▶ _EXERCISE GOAL_: Scan the lines below for the word "seus". Copy each line you find it in.

— begin DATA LINES —

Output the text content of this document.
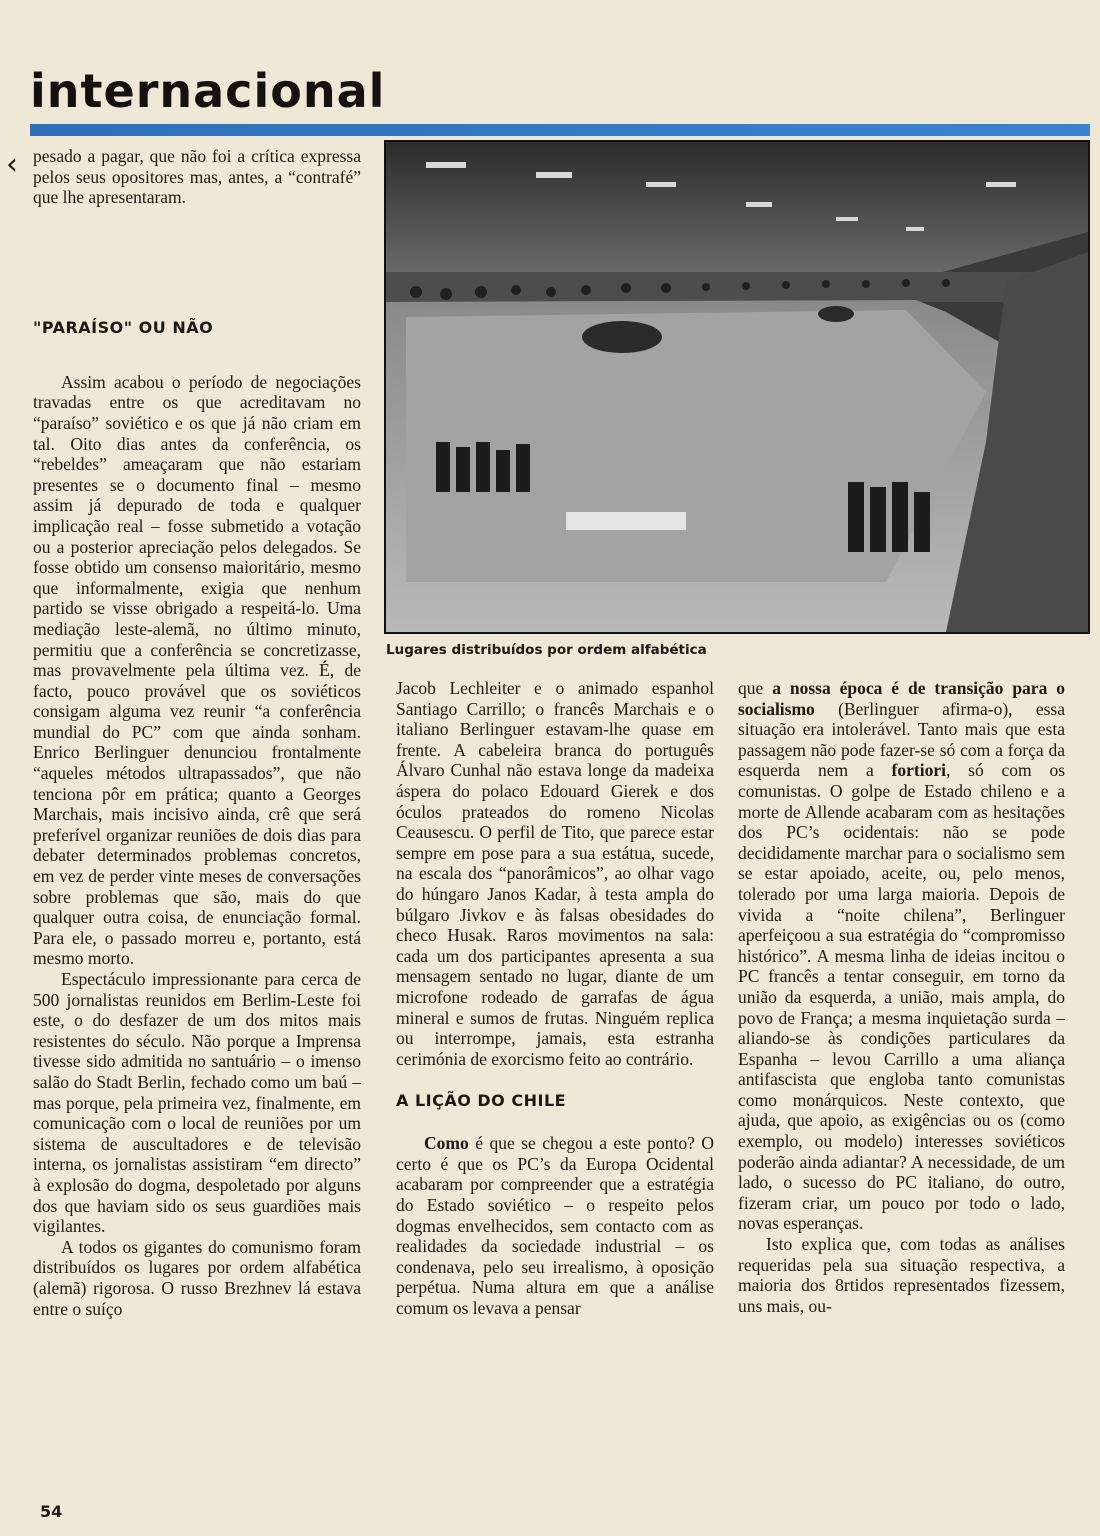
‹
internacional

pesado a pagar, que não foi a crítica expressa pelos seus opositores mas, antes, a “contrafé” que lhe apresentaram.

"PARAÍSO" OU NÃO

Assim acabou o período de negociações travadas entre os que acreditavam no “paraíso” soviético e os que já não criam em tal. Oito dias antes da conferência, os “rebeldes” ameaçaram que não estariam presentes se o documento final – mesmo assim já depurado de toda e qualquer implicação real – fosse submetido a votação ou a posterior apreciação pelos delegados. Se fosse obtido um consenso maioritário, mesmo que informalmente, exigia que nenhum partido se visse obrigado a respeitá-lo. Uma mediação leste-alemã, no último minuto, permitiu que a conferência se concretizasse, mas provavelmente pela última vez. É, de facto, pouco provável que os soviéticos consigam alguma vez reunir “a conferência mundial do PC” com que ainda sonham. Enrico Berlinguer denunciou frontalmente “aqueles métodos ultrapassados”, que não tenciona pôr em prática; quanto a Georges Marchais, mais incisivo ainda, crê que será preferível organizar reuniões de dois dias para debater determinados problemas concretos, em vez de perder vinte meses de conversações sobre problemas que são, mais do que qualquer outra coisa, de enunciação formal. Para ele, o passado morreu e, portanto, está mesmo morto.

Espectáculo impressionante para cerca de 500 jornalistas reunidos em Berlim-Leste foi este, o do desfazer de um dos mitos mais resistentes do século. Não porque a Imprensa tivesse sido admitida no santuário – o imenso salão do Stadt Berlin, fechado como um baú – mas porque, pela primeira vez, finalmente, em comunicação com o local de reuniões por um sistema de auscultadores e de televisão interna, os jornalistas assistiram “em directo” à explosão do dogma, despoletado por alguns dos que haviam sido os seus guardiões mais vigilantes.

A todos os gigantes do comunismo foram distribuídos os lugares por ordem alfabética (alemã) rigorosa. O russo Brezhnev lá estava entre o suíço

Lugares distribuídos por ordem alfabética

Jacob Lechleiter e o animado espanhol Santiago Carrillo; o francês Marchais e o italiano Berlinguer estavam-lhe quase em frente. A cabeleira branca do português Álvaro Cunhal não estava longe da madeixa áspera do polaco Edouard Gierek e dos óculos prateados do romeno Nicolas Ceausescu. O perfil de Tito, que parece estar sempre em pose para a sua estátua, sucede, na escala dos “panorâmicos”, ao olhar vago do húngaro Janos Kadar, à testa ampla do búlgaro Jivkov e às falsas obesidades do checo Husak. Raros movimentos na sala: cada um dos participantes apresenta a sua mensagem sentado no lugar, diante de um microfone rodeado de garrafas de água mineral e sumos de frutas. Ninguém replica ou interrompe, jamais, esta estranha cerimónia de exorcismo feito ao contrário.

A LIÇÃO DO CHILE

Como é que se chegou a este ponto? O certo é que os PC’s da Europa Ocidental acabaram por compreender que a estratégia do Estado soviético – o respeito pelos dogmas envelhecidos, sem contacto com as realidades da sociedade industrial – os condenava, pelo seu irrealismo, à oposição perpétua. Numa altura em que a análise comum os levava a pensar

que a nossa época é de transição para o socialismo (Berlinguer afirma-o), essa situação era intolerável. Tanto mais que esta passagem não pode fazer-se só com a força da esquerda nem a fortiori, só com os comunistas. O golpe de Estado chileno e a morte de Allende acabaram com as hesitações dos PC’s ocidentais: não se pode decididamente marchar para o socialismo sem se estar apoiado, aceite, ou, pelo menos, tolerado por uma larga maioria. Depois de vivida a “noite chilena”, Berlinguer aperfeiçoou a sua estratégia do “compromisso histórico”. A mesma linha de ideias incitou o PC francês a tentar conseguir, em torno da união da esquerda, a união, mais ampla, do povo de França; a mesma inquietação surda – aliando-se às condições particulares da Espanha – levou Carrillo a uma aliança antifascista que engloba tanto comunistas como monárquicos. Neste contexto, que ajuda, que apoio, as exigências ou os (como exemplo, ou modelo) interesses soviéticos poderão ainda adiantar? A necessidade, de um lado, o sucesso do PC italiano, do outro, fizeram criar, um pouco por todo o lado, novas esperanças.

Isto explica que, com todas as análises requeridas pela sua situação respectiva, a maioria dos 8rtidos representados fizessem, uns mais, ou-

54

— end DATA LINES —
— begin DATA LINES —

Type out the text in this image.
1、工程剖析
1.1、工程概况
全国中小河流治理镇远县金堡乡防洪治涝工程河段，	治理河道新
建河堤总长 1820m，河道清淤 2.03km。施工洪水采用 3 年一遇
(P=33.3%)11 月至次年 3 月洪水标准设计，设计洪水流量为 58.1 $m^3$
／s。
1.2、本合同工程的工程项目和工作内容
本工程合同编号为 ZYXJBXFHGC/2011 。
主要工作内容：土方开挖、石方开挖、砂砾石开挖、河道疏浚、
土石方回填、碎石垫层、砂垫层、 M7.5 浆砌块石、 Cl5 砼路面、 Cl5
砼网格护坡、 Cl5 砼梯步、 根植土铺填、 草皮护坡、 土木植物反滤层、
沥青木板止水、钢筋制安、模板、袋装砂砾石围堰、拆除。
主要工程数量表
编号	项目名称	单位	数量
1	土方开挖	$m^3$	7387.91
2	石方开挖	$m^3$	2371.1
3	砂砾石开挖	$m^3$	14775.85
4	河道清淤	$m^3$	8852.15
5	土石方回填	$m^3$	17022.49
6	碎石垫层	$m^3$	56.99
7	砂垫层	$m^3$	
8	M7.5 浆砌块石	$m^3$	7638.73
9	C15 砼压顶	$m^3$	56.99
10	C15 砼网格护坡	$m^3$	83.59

— end DATA LINES —
— begin DATA LINES —

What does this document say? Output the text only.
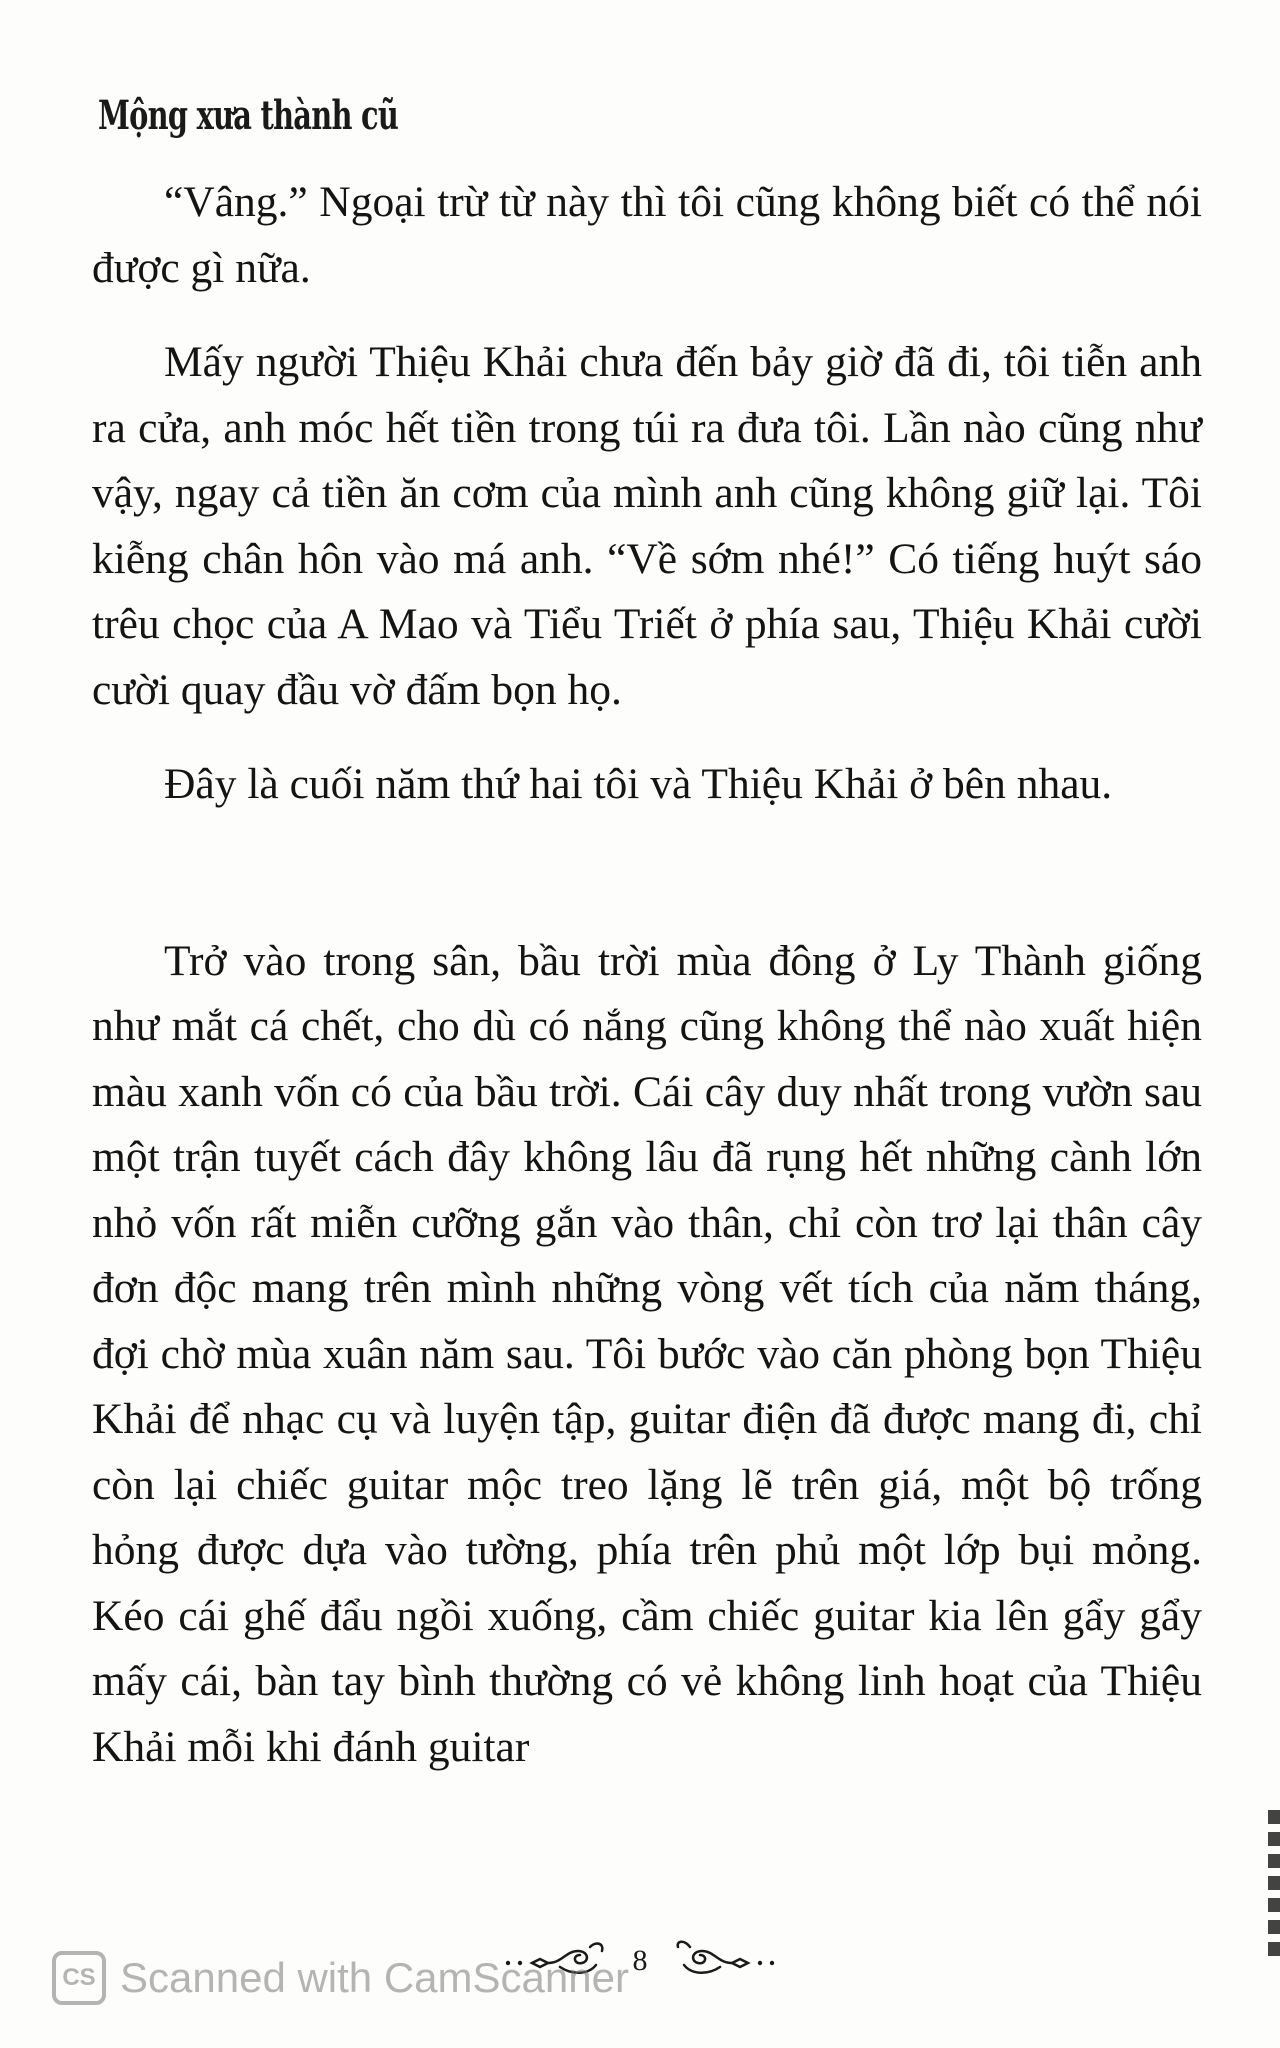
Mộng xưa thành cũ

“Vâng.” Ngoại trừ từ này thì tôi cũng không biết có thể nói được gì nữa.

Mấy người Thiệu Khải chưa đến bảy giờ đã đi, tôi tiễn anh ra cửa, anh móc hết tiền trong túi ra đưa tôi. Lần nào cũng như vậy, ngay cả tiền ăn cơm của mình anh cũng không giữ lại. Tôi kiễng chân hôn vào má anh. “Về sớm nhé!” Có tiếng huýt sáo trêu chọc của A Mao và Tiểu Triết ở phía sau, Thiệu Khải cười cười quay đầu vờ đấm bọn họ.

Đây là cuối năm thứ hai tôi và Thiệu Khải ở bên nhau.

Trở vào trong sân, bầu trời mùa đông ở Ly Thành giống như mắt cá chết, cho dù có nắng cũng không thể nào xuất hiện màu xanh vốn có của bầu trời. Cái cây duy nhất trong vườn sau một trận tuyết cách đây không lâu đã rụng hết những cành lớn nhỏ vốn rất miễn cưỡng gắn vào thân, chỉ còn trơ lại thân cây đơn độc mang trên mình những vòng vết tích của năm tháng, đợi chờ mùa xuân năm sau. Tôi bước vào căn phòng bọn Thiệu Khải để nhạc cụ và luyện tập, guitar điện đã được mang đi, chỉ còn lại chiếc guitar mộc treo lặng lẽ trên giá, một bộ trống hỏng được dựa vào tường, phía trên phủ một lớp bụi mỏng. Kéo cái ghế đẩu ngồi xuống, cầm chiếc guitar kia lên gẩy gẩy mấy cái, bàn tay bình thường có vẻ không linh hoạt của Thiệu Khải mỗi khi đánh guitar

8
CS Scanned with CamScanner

— end DATA LINES —

▶ _CORRECT OUTPUT_:
pesado a pagar, que não foi a crítica expressa pelos seus opositores mas, antes, a “contrafé” que lhe apresentaram.
Espectáculo impressionante para cerca de 500 jornalistas reunidos em Berlim-Leste foi este, o do desfazer de um dos mitos mais resistentes do século. Não porque a Imprensa tivesse sido admitida no santuário – o imenso salão do Stadt Berlin, fechado como um baú – mas porque, pela primeira vez, finalmente, em comunicação com o local de reuniões por um sistema de auscultadores e de televisão interna, os jornalistas assistiram “em directo” à explosão do dogma, despoletado por alguns dos que haviam sido os seus guardiões mais vigilantes.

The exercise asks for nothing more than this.